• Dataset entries
◆ ◆ ◆ ◆ ◆ ◆ ◆
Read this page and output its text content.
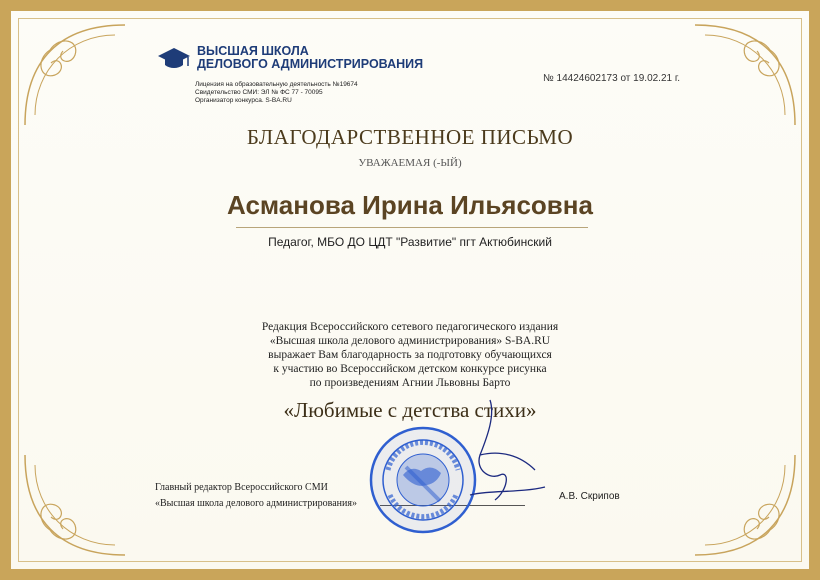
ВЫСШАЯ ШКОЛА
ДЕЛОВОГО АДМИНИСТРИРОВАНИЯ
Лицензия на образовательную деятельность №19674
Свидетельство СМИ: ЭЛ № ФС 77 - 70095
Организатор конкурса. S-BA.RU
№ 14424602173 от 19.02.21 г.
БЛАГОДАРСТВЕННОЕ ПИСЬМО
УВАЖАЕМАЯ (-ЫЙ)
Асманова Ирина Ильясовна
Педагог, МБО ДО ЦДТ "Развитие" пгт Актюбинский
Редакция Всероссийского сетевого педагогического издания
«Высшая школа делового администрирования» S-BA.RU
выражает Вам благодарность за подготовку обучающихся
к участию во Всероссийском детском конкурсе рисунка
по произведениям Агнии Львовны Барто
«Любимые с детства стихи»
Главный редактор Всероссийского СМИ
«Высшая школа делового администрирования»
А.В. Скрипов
◆ ◆ ◆ ◆ ◆ ◆ ◆
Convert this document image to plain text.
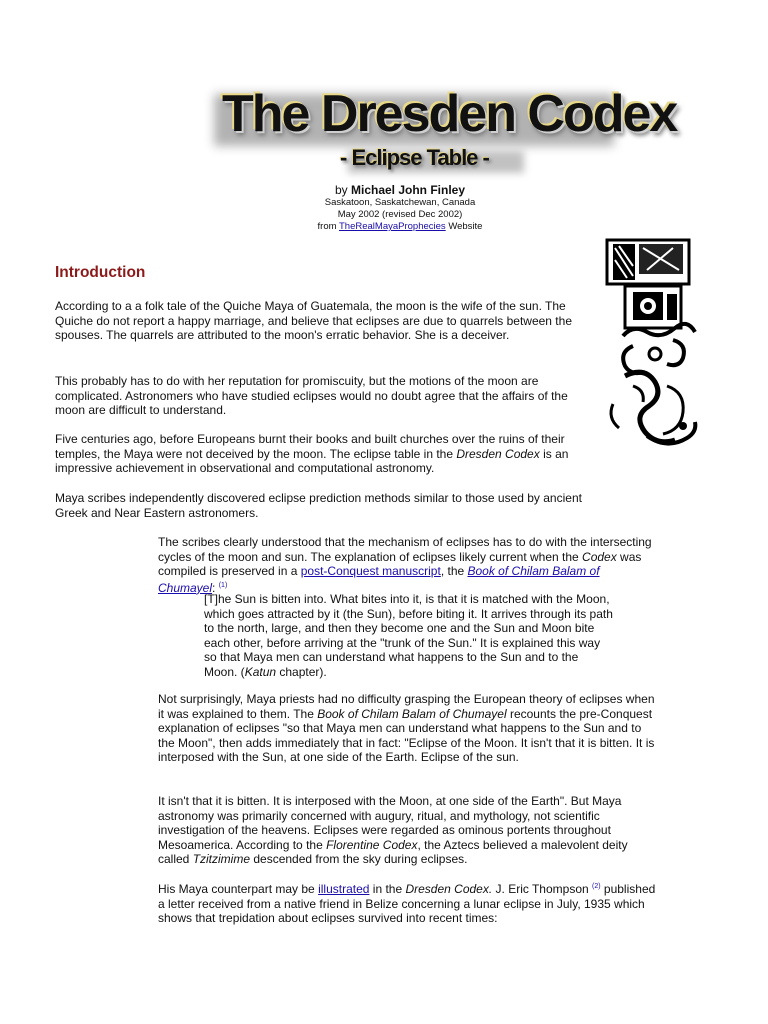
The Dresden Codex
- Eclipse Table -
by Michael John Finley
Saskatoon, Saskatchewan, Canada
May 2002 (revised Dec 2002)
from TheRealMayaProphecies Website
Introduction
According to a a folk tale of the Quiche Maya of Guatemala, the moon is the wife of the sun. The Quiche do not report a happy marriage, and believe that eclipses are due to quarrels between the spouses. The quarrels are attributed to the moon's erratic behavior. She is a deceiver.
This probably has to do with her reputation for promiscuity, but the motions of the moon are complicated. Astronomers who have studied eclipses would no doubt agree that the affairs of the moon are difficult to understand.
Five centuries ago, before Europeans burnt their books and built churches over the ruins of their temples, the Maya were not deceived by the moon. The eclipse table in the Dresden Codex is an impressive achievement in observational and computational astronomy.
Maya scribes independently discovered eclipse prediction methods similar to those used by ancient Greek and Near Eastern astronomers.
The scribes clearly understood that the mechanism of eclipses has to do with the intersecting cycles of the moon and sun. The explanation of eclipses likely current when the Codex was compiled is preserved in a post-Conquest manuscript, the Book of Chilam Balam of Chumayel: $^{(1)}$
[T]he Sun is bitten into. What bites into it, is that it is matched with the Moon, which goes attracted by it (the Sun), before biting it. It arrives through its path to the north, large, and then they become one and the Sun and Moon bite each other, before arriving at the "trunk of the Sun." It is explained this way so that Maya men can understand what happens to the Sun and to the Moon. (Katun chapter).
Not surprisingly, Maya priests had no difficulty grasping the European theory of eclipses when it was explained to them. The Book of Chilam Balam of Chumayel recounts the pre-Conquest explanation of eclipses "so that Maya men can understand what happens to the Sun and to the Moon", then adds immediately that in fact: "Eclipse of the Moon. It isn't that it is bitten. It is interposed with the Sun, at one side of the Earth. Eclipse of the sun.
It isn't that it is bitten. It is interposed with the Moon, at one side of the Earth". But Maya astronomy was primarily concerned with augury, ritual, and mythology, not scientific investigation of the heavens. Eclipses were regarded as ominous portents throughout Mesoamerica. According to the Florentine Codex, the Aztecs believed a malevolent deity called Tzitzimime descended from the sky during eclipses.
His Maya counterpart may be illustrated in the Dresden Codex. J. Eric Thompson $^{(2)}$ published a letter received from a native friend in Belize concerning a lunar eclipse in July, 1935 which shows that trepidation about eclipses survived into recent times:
◆ ◆ ◆ ◆ ◆ ◆ ◆
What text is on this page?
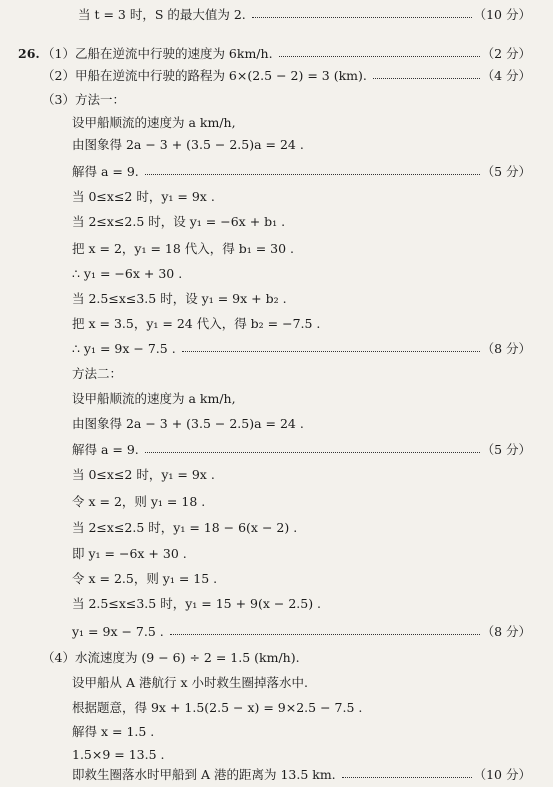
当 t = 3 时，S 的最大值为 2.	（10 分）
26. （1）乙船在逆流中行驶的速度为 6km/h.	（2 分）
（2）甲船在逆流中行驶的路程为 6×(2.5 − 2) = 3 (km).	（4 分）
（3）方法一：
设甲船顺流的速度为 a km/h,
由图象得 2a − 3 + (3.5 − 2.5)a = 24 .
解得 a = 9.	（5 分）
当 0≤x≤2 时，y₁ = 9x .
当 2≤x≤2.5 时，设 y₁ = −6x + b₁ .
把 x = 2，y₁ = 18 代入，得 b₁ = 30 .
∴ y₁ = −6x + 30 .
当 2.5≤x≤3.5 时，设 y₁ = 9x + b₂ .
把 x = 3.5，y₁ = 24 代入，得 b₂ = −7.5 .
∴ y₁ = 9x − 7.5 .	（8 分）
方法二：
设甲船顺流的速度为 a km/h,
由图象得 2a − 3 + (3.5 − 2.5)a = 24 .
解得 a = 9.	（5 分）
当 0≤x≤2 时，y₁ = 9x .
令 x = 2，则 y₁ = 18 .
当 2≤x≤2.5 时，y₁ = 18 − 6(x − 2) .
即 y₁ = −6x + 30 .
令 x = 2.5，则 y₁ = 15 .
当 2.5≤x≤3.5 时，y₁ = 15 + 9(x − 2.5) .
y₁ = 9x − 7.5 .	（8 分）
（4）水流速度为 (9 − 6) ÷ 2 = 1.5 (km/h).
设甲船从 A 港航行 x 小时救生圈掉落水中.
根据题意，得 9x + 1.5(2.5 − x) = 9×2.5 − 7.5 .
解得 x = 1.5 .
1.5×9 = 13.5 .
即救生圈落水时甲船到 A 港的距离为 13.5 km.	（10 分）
◆ ◆ ◆ ◆ ◆ ◆ ◆
Gather and copy every line of the data in which the string "scribes" is found.

Maya scribes independently discovered eclipse prediction methods similar to those used by ancient Greek and Near Eastern astronomers.
The scribes clearly understood that the mechanism of eclipses has to do with the intersecting cycles of the moon and sun. The explanation of eclipses likely current when the Codex was compiled is preserved in a post-Conquest manuscript, the Book of Chilam Balam of Chumayel: $^{(1)}$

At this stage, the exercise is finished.